• [Material]
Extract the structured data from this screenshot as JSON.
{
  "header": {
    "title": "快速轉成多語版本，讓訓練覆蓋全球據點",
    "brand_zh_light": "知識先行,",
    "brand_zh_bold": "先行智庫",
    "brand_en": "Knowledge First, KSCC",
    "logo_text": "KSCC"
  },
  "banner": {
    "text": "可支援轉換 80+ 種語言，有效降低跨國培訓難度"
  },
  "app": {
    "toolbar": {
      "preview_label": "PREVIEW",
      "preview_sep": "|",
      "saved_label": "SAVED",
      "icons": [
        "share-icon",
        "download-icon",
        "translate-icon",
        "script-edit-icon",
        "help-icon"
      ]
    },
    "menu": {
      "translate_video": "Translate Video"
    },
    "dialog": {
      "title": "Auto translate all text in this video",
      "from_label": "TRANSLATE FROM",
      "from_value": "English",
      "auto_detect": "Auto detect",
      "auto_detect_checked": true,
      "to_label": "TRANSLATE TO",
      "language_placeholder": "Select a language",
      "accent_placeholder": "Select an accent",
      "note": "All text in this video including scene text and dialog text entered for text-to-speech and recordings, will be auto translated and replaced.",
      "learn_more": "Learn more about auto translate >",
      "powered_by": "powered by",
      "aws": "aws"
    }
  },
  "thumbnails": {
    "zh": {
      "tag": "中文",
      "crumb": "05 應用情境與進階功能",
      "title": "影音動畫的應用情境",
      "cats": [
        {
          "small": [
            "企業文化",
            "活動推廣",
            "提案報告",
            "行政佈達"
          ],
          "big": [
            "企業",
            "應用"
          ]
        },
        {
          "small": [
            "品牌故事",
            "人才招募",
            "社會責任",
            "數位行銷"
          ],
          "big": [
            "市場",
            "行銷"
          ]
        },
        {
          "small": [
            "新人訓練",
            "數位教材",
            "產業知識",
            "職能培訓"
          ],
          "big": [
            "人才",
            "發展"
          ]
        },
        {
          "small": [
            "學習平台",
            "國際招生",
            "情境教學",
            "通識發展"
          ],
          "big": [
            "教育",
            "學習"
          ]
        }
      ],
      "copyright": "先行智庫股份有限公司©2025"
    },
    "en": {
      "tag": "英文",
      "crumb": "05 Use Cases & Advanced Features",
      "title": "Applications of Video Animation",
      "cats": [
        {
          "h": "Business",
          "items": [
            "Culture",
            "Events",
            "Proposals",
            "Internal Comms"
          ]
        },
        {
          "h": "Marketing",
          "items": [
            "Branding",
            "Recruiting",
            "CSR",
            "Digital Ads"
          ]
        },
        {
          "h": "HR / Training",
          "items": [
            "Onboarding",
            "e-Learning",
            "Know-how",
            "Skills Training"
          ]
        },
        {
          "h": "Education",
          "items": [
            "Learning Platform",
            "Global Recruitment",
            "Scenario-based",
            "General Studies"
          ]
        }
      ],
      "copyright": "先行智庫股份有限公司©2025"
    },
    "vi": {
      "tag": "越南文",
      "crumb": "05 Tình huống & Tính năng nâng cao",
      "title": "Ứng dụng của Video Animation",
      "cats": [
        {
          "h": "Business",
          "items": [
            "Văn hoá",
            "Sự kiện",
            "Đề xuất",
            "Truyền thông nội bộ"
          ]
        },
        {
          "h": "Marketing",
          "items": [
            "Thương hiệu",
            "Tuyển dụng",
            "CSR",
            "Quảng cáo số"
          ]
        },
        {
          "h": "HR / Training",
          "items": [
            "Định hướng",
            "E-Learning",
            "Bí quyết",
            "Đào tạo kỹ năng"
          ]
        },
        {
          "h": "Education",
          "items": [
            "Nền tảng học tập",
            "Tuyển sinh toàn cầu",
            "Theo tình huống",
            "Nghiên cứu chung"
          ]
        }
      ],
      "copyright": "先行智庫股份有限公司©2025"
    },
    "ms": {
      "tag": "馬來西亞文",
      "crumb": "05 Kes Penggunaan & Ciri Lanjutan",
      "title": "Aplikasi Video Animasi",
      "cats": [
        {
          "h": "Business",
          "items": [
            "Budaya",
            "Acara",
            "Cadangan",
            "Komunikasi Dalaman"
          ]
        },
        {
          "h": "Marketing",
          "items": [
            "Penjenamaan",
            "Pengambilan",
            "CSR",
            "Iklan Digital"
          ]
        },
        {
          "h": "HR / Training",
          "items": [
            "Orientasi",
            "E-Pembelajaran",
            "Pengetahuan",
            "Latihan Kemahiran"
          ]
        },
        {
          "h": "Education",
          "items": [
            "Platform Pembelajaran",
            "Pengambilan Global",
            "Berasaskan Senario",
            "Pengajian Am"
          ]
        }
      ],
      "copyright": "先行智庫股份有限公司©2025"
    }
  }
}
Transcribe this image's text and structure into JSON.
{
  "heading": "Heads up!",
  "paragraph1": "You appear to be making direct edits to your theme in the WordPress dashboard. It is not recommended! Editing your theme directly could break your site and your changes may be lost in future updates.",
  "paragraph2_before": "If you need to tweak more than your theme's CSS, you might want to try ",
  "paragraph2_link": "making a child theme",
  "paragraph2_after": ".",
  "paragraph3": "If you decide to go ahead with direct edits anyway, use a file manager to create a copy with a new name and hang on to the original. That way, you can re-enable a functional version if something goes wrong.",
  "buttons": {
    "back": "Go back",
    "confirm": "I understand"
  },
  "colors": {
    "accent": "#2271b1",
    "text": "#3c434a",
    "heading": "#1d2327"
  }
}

• [Do this] List every line above that holds the word "title".

• [Task response]
    "title": "快速轉成多語版本，讓訓練覆蓋全球據點",
      "title": "Auto translate all text in this video",
      "title": "影音動畫的應用情境",
      "title": "Applications of Video Animation",
      "title": "Ứng dụng của Video Animation",
      "title": "Aplikasi Video Animasi",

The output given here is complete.